INSTRUCTIONS TO FOLLOW →
Retype every entry word for word.

####

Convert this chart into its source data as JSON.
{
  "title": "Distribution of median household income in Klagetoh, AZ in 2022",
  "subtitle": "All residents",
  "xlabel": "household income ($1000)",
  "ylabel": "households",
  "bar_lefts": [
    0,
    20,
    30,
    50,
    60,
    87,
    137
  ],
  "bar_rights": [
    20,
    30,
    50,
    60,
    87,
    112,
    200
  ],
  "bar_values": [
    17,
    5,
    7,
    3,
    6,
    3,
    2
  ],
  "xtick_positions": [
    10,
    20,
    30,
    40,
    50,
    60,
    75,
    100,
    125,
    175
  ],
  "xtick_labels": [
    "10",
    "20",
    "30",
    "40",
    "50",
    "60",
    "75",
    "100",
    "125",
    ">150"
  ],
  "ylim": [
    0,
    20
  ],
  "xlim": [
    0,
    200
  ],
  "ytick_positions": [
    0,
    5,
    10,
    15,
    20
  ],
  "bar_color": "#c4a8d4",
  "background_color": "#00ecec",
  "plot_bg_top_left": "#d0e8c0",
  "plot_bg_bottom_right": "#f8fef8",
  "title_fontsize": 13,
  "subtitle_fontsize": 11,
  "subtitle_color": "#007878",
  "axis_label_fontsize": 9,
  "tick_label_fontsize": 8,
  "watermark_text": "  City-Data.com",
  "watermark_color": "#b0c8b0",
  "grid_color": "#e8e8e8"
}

####

RESULT →
Convert this chart into its source data as JSON.
{
  "title": "Distribution of median household income in Klagetoh, AZ in 2022",
  "subtitle": "All residents",
  "xlabel": "household income ($1000)",
  "ylabel": "households",
  "bar_lefts": [
    0,
    20,
    30,
    50,
    60,
    87,
    137
  ],
  "bar_rights": [
    20,
    30,
    50,
    60,
    87,
    112,
    200
  ],
  "bar_values": [
    17,
    5,
    7,
    3,
    6,
    3,
    2
  ],
  "xtick_positions": [
    10,
    20,
    30,
    40,
    50,
    60,
    75,
    100,
    125,
    175
  ],
  "xtick_labels": [
    "10",
    "20",
    "30",
    "40",
    "50",
    "60",
    "75",
    "100",
    "125",
    ">150"
  ],
  "ylim": [
    0,
    20
  ],
  "xlim": [
    0,
    200
  ],
  "ytick_positions": [
    0,
    5,
    10,
    15,
    20
  ],
  "bar_color": "#c4a8d4",
  "background_color": "#00ecec",
  "plot_bg_top_left": "#d0e8c0",
  "plot_bg_bottom_right": "#f8fef8",
  "title_fontsize": 13,
  "subtitle_fontsize": 11,
  "subtitle_color": "#007878",
  "axis_label_fontsize": 9,
  "tick_label_fontsize": 8,
  "watermark_text": "  City-Data.com",
  "watermark_color": "#b0c8b0",
  "grid_color": "#e8e8e8"
}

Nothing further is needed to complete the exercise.